## Questions to answer
a: Translate this sentence from the discussion thread about Greece into Spanish: "It's getting even more scary here because the local elites are desperate and seem determined to use everything they have against SYRIZA, including brute force."
b: Carry the discussion thread about Greece forward, starting right after its final sentence.

## Source extract
*** Begin section ***

The Hun is always either at your throat or at your feet. Winston Churchill
by r------ on Mon Jan 21st, 2013 at 07:23:38 AM EST
Both. They sometimes implement, either to serve local elite interests better or due to sheer stupidity, harsher versions of the troika's dictates. Note that the only issues that they will make a stand or have a plan on are those affecting Greek oligarchs

The road of excess leads to the palace of wisdom - William Blake
by talos (mihalis at gmail dot com) on Mon Jan 21st, 2013 at 08:13:33 AM EST
[ Parent ]
I guess I have a hard time thinking of Oligarchs in a local sense...like the royal families of the late 18th century, they are transnational. And hopefully the current crop will meet the same fate, though if Marx is right, this timz it will be fun to watch rather than tragic.

The Hun is always either at your throat or at your feet. Winston Churchill
by r------ on Mon Jan 21st, 2013 at 05:58:00 PM EST
[ Parent ]
In other news from the Greek disaster: Maria Margaronis explains the latest showcasing of "terror" in Greece, in a new Strategy of Tension used as an attack weapon against the left. While Matthew Tsimitakis writes more about the toll of racist violence...

It's getting even more scary here because the local elites are desperate and seem determined to use everything they have against SYRIZA, including brute force.

*** End section ***

## Listed records

*** Begin section ***

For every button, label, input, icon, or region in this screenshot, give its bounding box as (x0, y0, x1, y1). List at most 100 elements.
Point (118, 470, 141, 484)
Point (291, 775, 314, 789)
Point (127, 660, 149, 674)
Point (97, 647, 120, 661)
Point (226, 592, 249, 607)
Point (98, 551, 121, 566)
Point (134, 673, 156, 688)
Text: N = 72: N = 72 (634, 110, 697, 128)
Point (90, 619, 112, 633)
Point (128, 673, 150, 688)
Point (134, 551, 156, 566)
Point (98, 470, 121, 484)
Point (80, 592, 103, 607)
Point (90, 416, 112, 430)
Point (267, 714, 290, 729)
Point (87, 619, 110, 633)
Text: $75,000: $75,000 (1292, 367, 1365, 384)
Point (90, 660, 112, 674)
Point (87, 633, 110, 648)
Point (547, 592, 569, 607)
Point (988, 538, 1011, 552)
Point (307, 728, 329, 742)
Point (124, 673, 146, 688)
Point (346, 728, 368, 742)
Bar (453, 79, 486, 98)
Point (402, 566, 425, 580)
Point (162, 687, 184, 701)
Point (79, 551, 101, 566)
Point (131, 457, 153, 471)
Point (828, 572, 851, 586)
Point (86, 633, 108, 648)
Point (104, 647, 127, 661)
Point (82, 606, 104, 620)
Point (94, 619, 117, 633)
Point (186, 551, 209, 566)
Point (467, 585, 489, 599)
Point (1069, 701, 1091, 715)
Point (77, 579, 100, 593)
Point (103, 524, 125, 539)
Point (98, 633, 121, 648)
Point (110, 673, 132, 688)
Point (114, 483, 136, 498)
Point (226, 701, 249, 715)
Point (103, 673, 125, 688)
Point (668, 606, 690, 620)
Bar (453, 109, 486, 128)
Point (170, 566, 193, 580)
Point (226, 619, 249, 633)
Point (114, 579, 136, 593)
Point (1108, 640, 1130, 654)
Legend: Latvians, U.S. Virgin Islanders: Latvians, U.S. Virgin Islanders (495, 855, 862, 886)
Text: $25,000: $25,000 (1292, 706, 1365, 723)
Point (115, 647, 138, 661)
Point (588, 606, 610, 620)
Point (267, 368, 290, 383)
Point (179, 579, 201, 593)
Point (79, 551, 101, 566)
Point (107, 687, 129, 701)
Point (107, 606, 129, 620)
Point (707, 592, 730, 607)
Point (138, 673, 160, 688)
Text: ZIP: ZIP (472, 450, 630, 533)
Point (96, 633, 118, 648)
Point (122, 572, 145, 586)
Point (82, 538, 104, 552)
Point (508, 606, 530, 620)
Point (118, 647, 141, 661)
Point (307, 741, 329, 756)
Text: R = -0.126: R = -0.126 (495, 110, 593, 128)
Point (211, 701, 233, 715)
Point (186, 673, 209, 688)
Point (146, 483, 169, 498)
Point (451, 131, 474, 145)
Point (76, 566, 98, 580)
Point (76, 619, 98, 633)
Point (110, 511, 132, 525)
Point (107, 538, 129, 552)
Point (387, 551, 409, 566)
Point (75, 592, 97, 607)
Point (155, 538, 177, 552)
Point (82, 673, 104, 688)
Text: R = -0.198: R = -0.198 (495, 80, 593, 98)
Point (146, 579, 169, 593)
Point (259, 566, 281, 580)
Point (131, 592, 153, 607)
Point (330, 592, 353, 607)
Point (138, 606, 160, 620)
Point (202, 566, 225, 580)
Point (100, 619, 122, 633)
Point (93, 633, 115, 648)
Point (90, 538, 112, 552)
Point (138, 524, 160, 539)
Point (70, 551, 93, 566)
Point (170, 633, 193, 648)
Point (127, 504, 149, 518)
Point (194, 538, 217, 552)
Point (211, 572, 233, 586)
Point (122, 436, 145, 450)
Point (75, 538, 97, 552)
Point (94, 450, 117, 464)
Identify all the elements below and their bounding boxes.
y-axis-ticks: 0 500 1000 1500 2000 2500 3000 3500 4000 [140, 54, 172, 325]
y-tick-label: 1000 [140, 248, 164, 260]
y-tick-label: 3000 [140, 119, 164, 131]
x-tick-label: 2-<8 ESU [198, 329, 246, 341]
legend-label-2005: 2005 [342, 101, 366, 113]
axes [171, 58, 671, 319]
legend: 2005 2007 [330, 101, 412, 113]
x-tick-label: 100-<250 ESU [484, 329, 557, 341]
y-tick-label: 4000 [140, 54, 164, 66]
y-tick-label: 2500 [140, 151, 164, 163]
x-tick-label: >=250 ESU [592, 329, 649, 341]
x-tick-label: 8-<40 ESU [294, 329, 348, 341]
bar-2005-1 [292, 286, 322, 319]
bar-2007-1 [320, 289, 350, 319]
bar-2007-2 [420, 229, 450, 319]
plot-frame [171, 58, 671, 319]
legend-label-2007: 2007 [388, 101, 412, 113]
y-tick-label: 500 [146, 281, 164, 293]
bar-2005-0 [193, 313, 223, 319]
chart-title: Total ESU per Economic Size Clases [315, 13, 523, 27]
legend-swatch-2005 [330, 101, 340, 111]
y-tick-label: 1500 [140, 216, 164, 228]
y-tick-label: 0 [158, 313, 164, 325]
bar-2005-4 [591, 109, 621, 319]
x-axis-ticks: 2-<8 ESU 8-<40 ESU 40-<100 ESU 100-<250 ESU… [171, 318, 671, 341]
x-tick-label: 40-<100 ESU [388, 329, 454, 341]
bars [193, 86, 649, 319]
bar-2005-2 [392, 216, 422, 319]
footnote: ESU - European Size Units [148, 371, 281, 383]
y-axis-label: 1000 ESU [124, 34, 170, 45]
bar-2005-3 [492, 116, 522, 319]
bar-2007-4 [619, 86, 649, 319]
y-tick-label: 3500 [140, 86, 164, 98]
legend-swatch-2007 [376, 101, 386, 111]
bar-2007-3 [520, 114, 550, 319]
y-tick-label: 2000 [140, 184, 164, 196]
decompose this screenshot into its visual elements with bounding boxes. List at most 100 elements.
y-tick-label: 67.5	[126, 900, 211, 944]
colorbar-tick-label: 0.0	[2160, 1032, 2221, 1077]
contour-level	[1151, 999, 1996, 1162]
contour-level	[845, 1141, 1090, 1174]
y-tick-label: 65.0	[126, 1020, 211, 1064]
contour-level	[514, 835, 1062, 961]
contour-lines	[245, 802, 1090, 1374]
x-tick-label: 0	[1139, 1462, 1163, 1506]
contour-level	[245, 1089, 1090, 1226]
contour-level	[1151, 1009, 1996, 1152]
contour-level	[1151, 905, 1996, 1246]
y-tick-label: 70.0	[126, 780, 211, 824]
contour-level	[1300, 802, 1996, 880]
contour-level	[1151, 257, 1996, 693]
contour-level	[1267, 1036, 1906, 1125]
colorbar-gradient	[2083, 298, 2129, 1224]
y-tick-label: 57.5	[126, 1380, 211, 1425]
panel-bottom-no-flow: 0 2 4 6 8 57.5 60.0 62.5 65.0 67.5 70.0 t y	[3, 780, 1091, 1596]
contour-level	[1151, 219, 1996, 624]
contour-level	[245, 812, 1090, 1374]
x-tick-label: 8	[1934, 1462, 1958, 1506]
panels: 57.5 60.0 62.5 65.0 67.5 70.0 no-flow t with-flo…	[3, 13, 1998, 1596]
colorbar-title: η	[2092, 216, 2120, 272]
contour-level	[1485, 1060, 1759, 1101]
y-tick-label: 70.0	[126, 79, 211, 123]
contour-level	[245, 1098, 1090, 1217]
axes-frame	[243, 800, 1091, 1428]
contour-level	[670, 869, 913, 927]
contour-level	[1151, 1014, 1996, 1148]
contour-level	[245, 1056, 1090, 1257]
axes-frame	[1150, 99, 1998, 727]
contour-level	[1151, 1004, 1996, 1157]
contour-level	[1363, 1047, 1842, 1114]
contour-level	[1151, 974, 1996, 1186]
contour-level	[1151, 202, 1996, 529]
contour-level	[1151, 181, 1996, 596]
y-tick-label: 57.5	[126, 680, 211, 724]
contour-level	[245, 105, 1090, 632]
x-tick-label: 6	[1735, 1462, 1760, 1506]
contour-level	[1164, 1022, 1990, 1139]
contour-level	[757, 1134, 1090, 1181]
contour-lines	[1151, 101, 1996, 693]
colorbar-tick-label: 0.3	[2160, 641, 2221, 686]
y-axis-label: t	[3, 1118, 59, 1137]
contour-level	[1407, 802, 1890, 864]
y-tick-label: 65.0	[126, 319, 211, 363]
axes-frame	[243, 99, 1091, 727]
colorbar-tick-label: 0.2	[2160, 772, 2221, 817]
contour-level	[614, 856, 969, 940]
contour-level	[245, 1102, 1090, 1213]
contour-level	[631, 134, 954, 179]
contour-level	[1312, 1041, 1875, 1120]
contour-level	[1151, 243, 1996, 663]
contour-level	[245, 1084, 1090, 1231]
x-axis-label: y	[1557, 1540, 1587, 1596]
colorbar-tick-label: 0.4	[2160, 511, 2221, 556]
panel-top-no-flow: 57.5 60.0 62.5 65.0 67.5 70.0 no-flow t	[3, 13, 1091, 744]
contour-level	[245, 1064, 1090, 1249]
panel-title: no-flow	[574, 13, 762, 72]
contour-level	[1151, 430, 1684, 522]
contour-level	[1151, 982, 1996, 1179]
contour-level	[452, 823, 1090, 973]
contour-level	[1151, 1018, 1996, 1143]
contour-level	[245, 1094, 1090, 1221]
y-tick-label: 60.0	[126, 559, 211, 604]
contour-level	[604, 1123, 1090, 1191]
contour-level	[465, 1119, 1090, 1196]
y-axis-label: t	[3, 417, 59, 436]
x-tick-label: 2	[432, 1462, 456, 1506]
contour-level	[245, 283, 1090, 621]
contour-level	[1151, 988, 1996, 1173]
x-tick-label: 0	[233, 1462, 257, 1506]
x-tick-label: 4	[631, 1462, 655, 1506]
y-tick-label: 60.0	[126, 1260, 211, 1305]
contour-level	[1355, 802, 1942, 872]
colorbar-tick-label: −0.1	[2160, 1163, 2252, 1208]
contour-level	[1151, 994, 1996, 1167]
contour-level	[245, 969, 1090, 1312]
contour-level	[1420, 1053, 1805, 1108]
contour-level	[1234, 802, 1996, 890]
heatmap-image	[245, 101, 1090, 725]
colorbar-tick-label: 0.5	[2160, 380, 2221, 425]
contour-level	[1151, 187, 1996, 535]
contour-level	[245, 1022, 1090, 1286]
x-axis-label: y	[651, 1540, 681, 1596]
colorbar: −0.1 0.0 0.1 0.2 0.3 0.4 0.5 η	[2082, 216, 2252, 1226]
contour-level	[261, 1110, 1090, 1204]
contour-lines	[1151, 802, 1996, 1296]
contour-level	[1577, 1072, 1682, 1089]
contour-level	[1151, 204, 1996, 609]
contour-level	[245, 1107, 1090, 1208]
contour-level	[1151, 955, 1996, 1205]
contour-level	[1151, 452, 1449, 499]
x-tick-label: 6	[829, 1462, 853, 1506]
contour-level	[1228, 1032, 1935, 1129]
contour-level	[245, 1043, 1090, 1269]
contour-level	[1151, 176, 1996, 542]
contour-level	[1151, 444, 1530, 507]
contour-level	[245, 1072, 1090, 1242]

*** End section ***

## Task-by-task results
a: Aquí la situación se está poniendo aún más aterradora porque las élites locales están desesperadas y parecen decididas a usar todo lo que tienen contra SYRIZA, incluida la fuerza bruta.

b:
The road of excess leads to the palace of wisdom - William Blake

by talos (mihalis at gmail dot com) on Mon Jan 21st, 2013 at 08:30:27 PM EST
From Margaronis' article:

For the state has two ways to deal with challenges to its monopoly on violence: repression and cooptation. For the left, the Greek state has chosen repression; for the extreme right, tolerance and cooptation. That is its historical pattern and its comfort zone; it's also what best suits the neoliberal model being imposed in Europe.


The road of excess leads to the palace of wisdom - William Blake
by talos (mihalis at gmail dot com) on Mon Jan 21st, 2013 at 08:45:14 PM EST
[ Parent ]
the recession and rise in heating costs has led to a huge rise in thefts of heating oil from domestic heating tanks, and to thefts of diesel from farm tanks. House burglaries generally have increased massively partly also due to cuts in policing budgets. An old couple recently died of hypothermia and there has also been an increase in energy companies cutting off supplies to homes for non-payment of bills. Fortunately it hasn't been a very hard winter as otherwise cuts in Government benefits to the old, sick and unemployed would have led to many more deaths.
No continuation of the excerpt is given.